→ GIVEN INSTRUCTION: Collect all lines from the listing that include the string "this".

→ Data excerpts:

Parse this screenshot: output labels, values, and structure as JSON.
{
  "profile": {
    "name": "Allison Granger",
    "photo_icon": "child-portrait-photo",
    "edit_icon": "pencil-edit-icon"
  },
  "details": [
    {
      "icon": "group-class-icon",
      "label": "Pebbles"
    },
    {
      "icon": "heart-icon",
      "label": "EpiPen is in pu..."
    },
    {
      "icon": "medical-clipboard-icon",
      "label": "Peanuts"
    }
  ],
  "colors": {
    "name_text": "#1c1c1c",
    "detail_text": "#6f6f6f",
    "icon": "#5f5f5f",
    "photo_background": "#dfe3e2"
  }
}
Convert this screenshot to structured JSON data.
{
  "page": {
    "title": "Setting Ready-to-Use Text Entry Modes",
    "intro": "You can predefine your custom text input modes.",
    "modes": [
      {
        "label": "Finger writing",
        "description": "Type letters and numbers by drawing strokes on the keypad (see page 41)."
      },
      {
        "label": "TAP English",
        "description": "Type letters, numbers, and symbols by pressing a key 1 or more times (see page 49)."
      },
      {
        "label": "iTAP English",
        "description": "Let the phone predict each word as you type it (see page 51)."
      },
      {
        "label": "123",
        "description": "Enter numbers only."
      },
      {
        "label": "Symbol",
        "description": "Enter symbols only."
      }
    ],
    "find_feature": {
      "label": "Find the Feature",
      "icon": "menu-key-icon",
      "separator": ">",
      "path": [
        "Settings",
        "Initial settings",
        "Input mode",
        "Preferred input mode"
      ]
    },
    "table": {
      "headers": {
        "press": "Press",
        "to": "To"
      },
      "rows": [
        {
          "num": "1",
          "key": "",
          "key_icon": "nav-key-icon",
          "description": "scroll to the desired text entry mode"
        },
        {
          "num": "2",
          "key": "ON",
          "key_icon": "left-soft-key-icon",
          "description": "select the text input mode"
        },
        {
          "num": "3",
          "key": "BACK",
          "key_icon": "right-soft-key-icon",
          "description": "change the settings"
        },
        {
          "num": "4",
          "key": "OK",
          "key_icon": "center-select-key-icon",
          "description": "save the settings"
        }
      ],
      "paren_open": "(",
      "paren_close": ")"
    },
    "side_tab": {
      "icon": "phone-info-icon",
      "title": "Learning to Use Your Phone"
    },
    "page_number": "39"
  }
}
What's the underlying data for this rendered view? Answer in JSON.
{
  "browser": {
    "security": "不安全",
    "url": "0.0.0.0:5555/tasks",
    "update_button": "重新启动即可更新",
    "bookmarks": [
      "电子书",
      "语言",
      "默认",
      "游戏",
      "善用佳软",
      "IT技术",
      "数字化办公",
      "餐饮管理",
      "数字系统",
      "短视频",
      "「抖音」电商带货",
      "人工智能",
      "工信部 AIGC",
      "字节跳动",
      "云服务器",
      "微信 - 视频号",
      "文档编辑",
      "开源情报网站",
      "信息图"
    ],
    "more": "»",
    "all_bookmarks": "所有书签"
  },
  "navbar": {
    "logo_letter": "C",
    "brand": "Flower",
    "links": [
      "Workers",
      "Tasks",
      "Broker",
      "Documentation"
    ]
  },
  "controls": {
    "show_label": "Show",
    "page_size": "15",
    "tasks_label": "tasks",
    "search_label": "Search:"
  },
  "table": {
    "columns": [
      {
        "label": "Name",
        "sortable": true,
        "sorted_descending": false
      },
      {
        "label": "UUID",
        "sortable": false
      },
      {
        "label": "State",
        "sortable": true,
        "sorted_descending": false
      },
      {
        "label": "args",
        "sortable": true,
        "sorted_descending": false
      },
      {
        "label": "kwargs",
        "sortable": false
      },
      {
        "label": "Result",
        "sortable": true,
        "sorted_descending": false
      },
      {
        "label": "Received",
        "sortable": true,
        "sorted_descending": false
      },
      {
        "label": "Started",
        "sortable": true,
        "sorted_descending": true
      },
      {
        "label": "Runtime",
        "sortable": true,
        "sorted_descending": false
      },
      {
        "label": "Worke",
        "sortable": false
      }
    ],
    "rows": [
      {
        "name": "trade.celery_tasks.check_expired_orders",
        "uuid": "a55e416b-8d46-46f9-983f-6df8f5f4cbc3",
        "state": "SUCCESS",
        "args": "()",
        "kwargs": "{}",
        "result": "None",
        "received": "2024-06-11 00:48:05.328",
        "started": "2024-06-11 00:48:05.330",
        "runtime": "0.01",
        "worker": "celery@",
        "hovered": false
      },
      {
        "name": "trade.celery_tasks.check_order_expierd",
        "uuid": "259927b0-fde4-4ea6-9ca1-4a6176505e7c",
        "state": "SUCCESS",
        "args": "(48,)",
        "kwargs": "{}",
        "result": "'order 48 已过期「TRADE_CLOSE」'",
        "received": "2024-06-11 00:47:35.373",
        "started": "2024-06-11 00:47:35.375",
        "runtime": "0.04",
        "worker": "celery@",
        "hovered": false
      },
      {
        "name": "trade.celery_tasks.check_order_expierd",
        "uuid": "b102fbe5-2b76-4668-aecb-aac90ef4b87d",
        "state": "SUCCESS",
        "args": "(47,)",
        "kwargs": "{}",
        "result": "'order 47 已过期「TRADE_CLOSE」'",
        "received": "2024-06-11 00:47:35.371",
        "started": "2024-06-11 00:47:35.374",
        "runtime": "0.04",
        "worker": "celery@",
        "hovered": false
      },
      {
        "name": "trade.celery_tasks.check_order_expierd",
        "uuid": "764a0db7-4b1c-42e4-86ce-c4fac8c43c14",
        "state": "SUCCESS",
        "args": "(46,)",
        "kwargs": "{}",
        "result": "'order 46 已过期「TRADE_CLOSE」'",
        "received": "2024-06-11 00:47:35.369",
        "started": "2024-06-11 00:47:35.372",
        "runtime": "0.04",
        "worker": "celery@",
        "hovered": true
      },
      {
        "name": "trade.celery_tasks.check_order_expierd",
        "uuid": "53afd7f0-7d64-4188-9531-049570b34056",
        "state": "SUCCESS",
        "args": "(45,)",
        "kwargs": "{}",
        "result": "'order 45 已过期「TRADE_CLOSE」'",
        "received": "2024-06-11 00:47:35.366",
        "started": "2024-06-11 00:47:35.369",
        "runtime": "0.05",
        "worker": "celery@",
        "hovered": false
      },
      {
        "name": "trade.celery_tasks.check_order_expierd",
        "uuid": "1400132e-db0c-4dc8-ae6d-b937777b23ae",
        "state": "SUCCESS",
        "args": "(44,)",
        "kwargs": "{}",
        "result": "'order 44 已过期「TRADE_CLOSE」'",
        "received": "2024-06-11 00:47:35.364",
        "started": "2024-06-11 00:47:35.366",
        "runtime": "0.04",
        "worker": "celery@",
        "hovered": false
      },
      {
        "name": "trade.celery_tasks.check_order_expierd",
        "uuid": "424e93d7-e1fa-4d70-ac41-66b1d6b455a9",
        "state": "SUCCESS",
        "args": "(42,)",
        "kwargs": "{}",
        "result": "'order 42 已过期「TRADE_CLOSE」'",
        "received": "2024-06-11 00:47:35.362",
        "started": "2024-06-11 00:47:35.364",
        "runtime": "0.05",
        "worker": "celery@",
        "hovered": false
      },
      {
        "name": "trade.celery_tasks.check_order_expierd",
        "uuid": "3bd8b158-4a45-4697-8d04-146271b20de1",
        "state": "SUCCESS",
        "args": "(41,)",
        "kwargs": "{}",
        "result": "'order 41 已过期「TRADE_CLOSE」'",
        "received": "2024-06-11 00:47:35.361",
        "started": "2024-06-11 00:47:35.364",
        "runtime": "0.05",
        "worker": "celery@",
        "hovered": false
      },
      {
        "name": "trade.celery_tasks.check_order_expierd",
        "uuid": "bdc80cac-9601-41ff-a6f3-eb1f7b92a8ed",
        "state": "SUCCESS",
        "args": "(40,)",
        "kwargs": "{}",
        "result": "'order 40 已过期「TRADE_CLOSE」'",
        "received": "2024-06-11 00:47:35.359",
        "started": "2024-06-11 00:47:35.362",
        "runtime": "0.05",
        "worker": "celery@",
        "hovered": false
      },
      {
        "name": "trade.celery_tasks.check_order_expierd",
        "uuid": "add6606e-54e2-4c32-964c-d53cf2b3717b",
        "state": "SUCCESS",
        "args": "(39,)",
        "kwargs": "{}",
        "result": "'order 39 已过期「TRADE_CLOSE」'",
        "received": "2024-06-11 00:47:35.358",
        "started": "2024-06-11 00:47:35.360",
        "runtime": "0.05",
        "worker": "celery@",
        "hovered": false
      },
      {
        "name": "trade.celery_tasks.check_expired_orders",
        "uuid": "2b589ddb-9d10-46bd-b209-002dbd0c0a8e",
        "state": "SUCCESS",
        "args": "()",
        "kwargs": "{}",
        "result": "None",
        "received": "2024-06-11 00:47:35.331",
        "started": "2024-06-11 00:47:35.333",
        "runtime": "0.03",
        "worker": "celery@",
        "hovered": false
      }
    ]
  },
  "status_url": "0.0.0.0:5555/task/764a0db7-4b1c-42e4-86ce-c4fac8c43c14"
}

→ RESPONSE TO THE EXERCISE:
Parse this screenshot: output labels, values, and structure as JSON.
Convert this screenshot to structured JSON data.
What's the underlying data for this rendered view? Answer in JSON.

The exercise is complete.